Task description
Go through the entries and transcribe each one exactly, dropping the pictures.

Supplied data
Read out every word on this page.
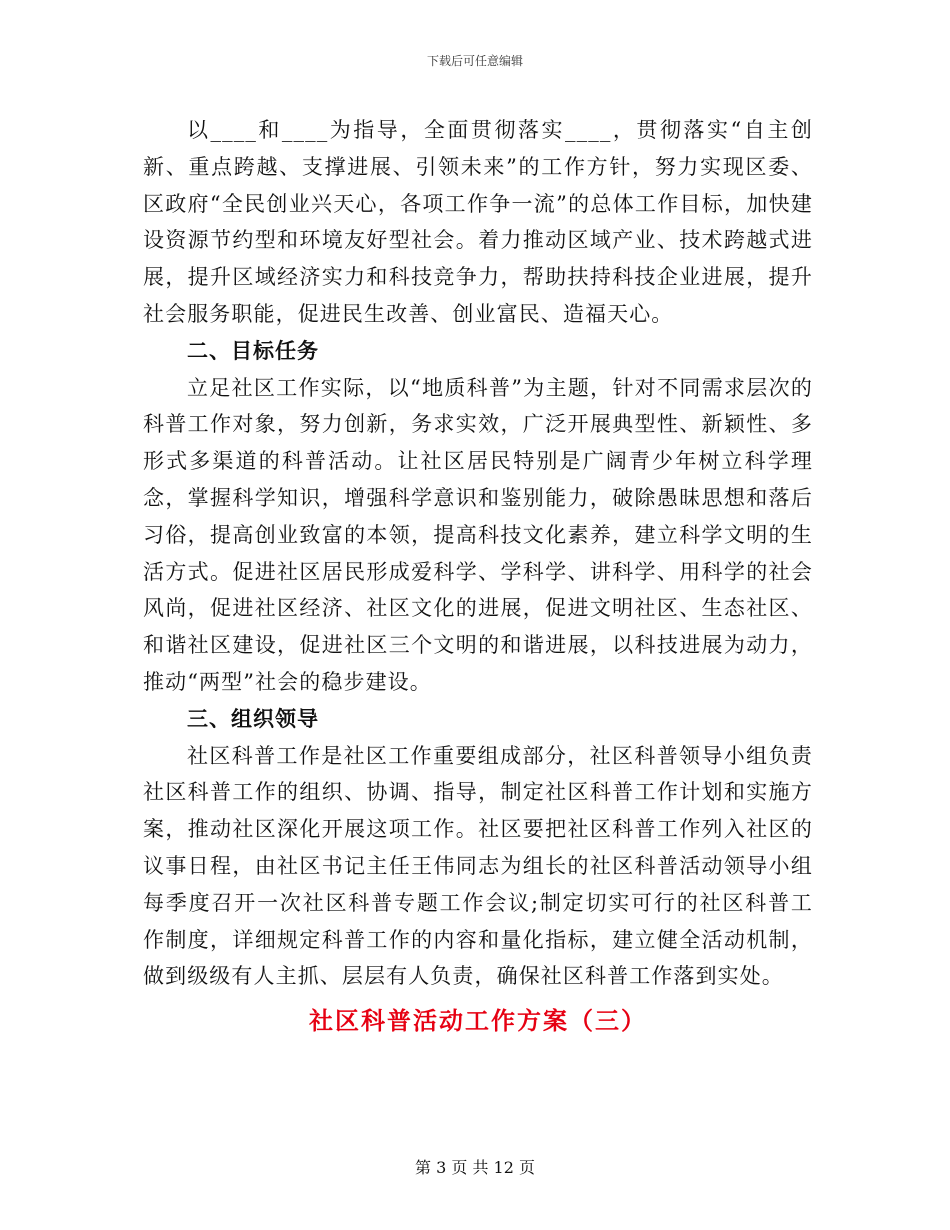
下载后可任意编辑

以____和____为指导，全面贯彻落实____，贯彻落实“自主创新、重点跨越、支撑进展、引领未来”的工作方针，努力实现区委、区政府“全民创业兴天心，各项工作争一流”的总体工作目标，加快建设资源节约型和环境友好型社会。着力推动区域产业、技术跨越式进展，提升区域经济实力和科技竞争力，帮助扶持科技企业进展，提升社会服务职能，促进民生改善、创业富民、造福天心。

二、目标任务

立足社区工作实际，以“地质科普”为主题，针对不同需求层次的科普工作对象，努力创新，务求实效，广泛开展典型性、新颖性、多形式多渠道的科普活动。让社区居民特别是广阔青少年树立科学理念，掌握科学知识，增强科学意识和鉴别能力，破除愚昧思想和落后习俗，提高创业致富的本领，提高科技文化素养，建立科学文明的生活方式。促进社区居民形成爱科学、学科学、讲科学、用科学的社会风尚，促进社区经济、社区文化的进展，促进文明社区、生态社区、和谐社区建设，促进社区三个文明的和谐进展，以科技进展为动力，推动“两型”社会的稳步建设。

三、组织领导

社区科普工作是社区工作重要组成部分，社区科普领导小组负责社区科普工作的组织、协调、指导，制定社区科普工作计划和实施方案，推动社区深化开展这项工作。社区要把社区科普工作列入社区的议事日程，由社区书记主任王伟同志为组长的社区科普活动领导小组每季度召开一次社区科普专题工作会议;制定切实可行的社区科普工作制度，详细规定科普工作的内容和量化指标，建立健全活动机制，做到级级有人主抓、层层有人负责，确保社区科普工作落到实处。

社区科普活动工作方案（三）
第 3 页 共 12 页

Task response
Read out every word on this page.
下载后可任意编辑

以____和____为指导，全面贯彻落实____，贯彻落实“自主创新、重点跨越、支撑进展、引领未来”的工作方针，努力实现区委、区政府“全民创业兴天心，各项工作争一流”的总体工作目标，加快建设资源节约型和环境友好型社会。着力推动区域产业、技术跨越式进展，提升区域经济实力和科技竞争力，帮助扶持科技企业进展，提升社会服务职能，促进民生改善、创业富民、造福天心。

二、目标任务

立足社区工作实际，以“地质科普”为主题，针对不同需求层次的科普工作对象，努力创新，务求实效，广泛开展典型性、新颖性、多形式多渠道的科普活动。让社区居民特别是广阔青少年树立科学理念，掌握科学知识，增强科学意识和鉴别能力，破除愚昧思想和落后习俗，提高创业致富的本领，提高科技文化素养，建立科学文明的生活方式。促进社区居民形成爱科学、学科学、讲科学、用科学的社会风尚，促进社区经济、社区文化的进展，促进文明社区、生态社区、和谐社区建设，促进社区三个文明的和谐进展，以科技进展为动力，推动“两型”社会的稳步建设。

三、组织领导

社区科普工作是社区工作重要组成部分，社区科普领导小组负责社区科普工作的组织、协调、指导，制定社区科普工作计划和实施方案，推动社区深化开展这项工作。社区要把社区科普工作列入社区的议事日程，由社区书记主任王伟同志为组长的社区科普活动领导小组每季度召开一次社区科普专题工作会议;制定切实可行的社区科普工作制度，详细规定科普工作的内容和量化指标，建立健全活动机制，做到级级有人主抓、层层有人负责，确保社区科普工作落到实处。

社区科普活动工作方案（三）
第 3 页 共 12 页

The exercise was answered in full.